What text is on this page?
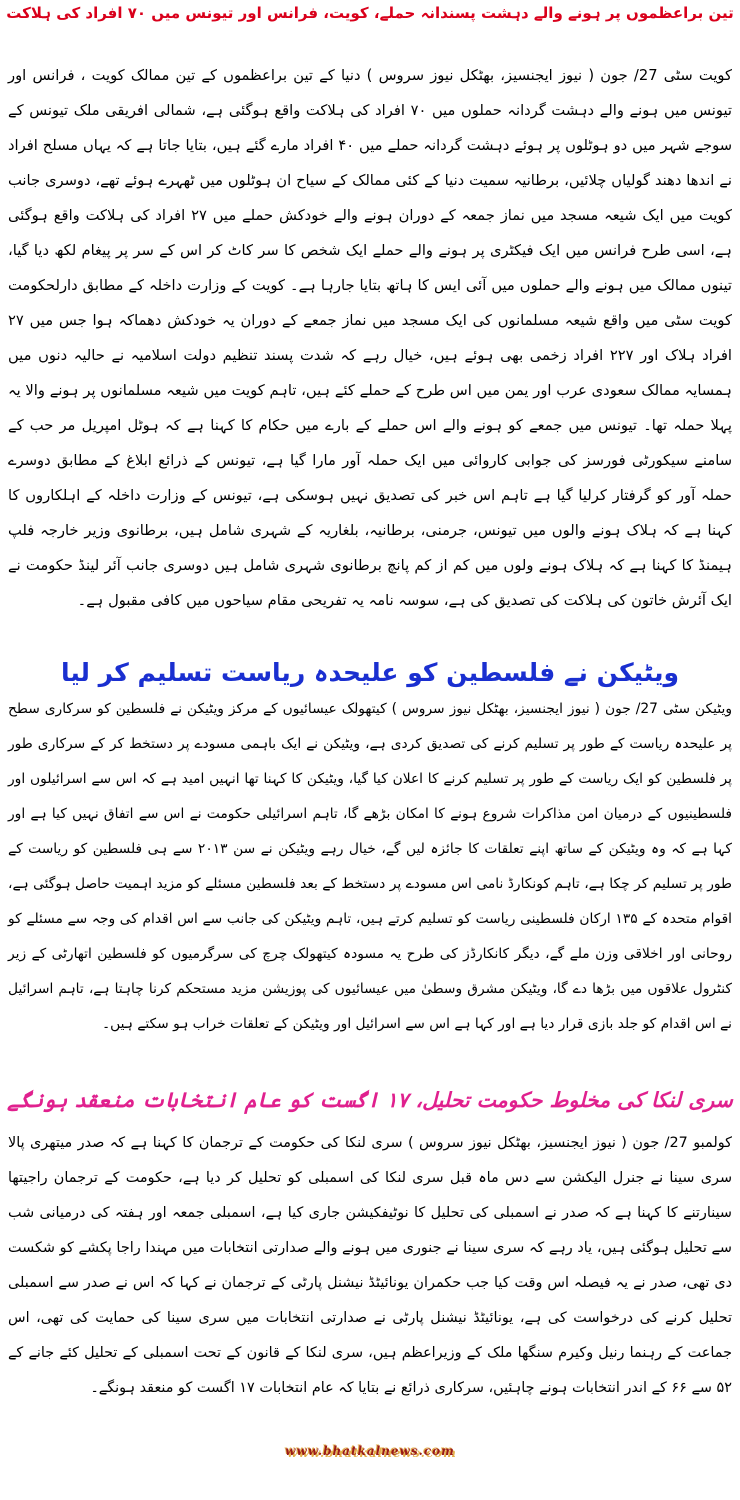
تین براعظموں پر ہونے والے دہشت پسندانہ حملے، کویت، فرانس اور تیونس میں ۷۰ افراد کی ہلاکت
کویت سٹی 27/ جون ( نیوز ایجنسیز، بھٹکل نیوز سروس ) دنیا کے تین براعظموں کے تین ممالک کویت ، فرانس اور تیونس میں ہونے والے دہشت گردانہ حملوں میں ۷۰ افراد کی ہلاکت واقع ہوگئی ہے، شمالی افریقی ملک تیونس کے سوجے شہر میں دو ہوٹلوں پر ہوئے دہشت گردانہ حملے میں ۴۰ افراد مارے گئے ہیں، بتایا جاتا ہے کہ یہاں مسلح افراد نے اندھا دھند گولیاں چلائیں، برطانیہ سمیت دنیا کے کئی ممالک کے سیاح ان ہوٹلوں میں ٹھہرے ہوئے تھے، دوسری جانب کویت میں ایک شیعہ مسجد میں نماز جمعہ کے دوران ہونے والے خودکش حملے میں ۲۷ افراد کی ہلاکت واقع ہوگئی ہے، اسی طرح فرانس میں ایک فیکٹری پر ہونے والے حملے ایک شخص کا سر کاٹ کر اس کے سر پر پیغام لکھ دیا گیا، تینوں ممالک میں ہونے والے حملوں میں آئی ایس کا ہاتھ بتایا جارہا ہے۔ کویت کے وزارت داخلہ کے مطابق دارلحکومت کویت سٹی میں واقع شیعہ مسلمانوں کی ایک مسجد میں نماز جمعے کے دوران یہ خودکش دھماکہ ہوا جس میں ۲۷ افراد ہلاک اور ۲۲۷ افراد زخمی بھی ہوئے ہیں، خیال رہے کہ شدت پسند تنظیم دولت اسلامیہ نے حالیہ دنوں میں ہمسایہ ممالک سعودی عرب اور یمن میں اس طرح کے حملے کئے ہیں، تاہم کویت میں شیعہ مسلمانوں پر ہونے والا یہ پہلا حملہ تھا۔ تیونس میں جمعے کو ہونے والے اس حملے کے بارے میں حکام کا کہنا ہے کہ ہوٹل امپریل مر حب کے سامنے سیکورٹی فورسز کی جوابی کاروائی میں ایک حملہ آور مارا گیا ہے، تیونس کے ذرائع ابلاغ کے مطابق دوسرے حملہ آور کو گرفتار کرلیا گیا ہے تاہم اس خبر کی تصدیق نہیں ہوسکی ہے، تیونس کے وزارت داخلہ کے اہلکاروں کا کہنا ہے کہ ہلاک ہونے والوں میں تیونس، جرمنی، برطانیہ، بلغاریہ کے شہری شامل ہیں، برطانوی وزیر خارجہ فلپ ہیمنڈ کا کہنا ہے کہ ہلاک ہونے ولوں میں کم از کم پانچ برطانوی شہری شامل ہیں دوسری جانب آئر لینڈ حکومت نے ایک آئرش خاتون کی ہلاکت کی تصدیق کی ہے، سوسہ نامہ یہ تفریحی مقام سیاحوں میں کافی مقبول ہے۔
ویٹیکن نے فلسطین کو علیحدہ ریاست تسلیم کر لیا
ویٹیکن سٹی 27/ جون ( نیوز ایجنسیز، بھٹکل نیوز سروس ) کیتھولک عیسائیوں کے مرکز ویٹیکن نے فلسطین کو سرکاری سطح پر علیحدہ ریاست کے طور پر تسلیم کرنے کی تصدیق کردی ہے، ویٹیکن نے ایک باہمی مسودے پر دستخط کر کے سرکاری طور پر فلسطین کو ایک ریاست کے طور پر تسلیم کرنے کا اعلان کیا گیا، ویٹیکن کا کہنا تھا انہیں امید ہے کہ اس سے اسرائیلوں اور فلسطینیوں کے درمیان امن مذاکرات شروع ہونے کا امکان بڑھے گا، تاہم اسرائیلی حکومت نے اس سے اتفاق نہیں کیا ہے اور کہا ہے کہ وہ ویٹیکن کے ساتھ اپنے تعلقات کا جائزہ لیں گے، خیال رہے ویٹیکن نے سن ۲۰۱۳ سے ہی فلسطین کو ریاست کے طور پر تسلیم کر چکا ہے، تاہم کونکارڈ نامی اس مسودے پر دستخط کے بعد فلسطین مسئلے کو مزید اہمیت حاصل ہوگئی ہے، اقوام متحدہ کے ۱۳۵ ارکان فلسطینی ریاست کو تسلیم کرتے ہیں، تاہم ویٹیکن کی جانب سے اس اقدام کی وجہ سے مسئلے کو روحانی اور اخلاقی وزن ملے گے، دیگر کانکارڈز کی طرح یہ مسودہ کیتھولک چرچ کی سرگرمیوں کو فلسطین اتھارٹی کے زیر کنٹرول علاقوں میں بڑھا دے گا، ویٹیکن مشرق وسطیٰ میں عیسائیوں کی پوزیشن مزید مستحکم کرنا چاہتا ہے، تاہم اسرائیل نے اس اقدام کو جلد بازی قرار دیا ہے اور کہا ہے اس سے اسرائیل اور ویٹیکن کے تعلقات خراب ہو سکتے ہیں۔
سری لنکا کی مخلوط حکومت تحلیل، ۱۷ اگست کو عام انتخابات منعقد ہونگے
کولمبو 27/ جون ( نیوز ایجنسیز، بھٹکل نیوز سروس ) سری لنکا کی حکومت کے ترجمان کا کہنا ہے کہ صدر میتھری پالا سری سینا نے جنرل الیکشن سے دس ماہ قبل سری لنکا کی اسمبلی کو تحلیل کر دیا ہے، حکومت کے ترجمان راجیتھا سینارتنے کا کہنا ہے کہ صدر نے اسمبلی کی تحلیل کا نوٹیفکیشن جاری کیا ہے، اسمبلی جمعہ اور ہفتہ کی درمیانی شب سے تحلیل ہوگئی ہیں، یاد رہے کہ سری سینا نے جنوری میں ہونے والے صدارتی انتخابات میں مہندا راجا پکشے کو شکست دی تھی، صدر نے یہ فیصلہ اس وقت کیا جب حکمران یونائیٹڈ نیشنل پارٹی کے ترجمان نے کہا کہ اس نے صدر سے اسمبلی تحلیل کرنے کی درخواست کی ہے، یونائیٹڈ نیشنل پارٹی نے صدارتی انتخابات میں سری سینا کی حمایت کی تھی، اس جماعت کے رہنما رنیل وکیرم سنگھا ملک کے وزیراعظم ہیں، سری لنکا کے قانون کے تحت اسمبلی کے تحلیل کئے جانے کے ۵۲ سے ۶۶ کے اندر انتخابات ہونے چاہئیں، سرکاری ذرائع نے بتایا کہ عام انتخابات ۱۷ اگست کو منعقد ہونگے۔
www.bhatkalnews.com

+ + + + + + +

The request:
Extract each line holding the word "اگست" from the records.

Exercise solution:
سری لنکا کی مخلوط حکومت تحلیل، ۱۷ اگست کو عام انتخابات منعقد ہونگے
کولمبو 27/ جون ( نیوز ایجنسیز، بھٹکل نیوز سروس ) سری لنکا کی حکومت کے ترجمان کا کہنا ہے کہ صدر میتھری پالا سری سینا نے جنرل الیکشن سے دس ماہ قبل سری لنکا کی اسمبلی کو تحلیل کر دیا ہے، حکومت کے ترجمان راجیتھا سینارتنے کا کہنا ہے کہ صدر نے اسمبلی کی تحلیل کا نوٹیفکیشن جاری کیا ہے، اسمبلی جمعہ اور ہفتہ کی درمیانی شب سے تحلیل ہوگئی ہیں، یاد رہے کہ سری سینا نے جنوری میں ہونے والے صدارتی انتخابات میں مہندا راجا پکشے کو شکست دی تھی، صدر نے یہ فیصلہ اس وقت کیا جب حکمران یونائیٹڈ نیشنل پارٹی کے ترجمان نے کہا کہ اس نے صدر سے اسمبلی تحلیل کرنے کی درخواست کی ہے، یونائیٹڈ نیشنل پارٹی نے صدارتی انتخابات میں سری سینا کی حمایت کی تھی، اس جماعت کے رہنما رنیل وکیرم سنگھا ملک کے وزیراعظم ہیں، سری لنکا کے قانون کے تحت اسمبلی کے تحلیل کئے جانے کے ۵۲ سے ۶۶ کے اندر انتخابات ہونے چاہئیں، سرکاری ذرائع نے بتایا کہ عام انتخابات ۱۷ اگست کو منعقد ہونگے۔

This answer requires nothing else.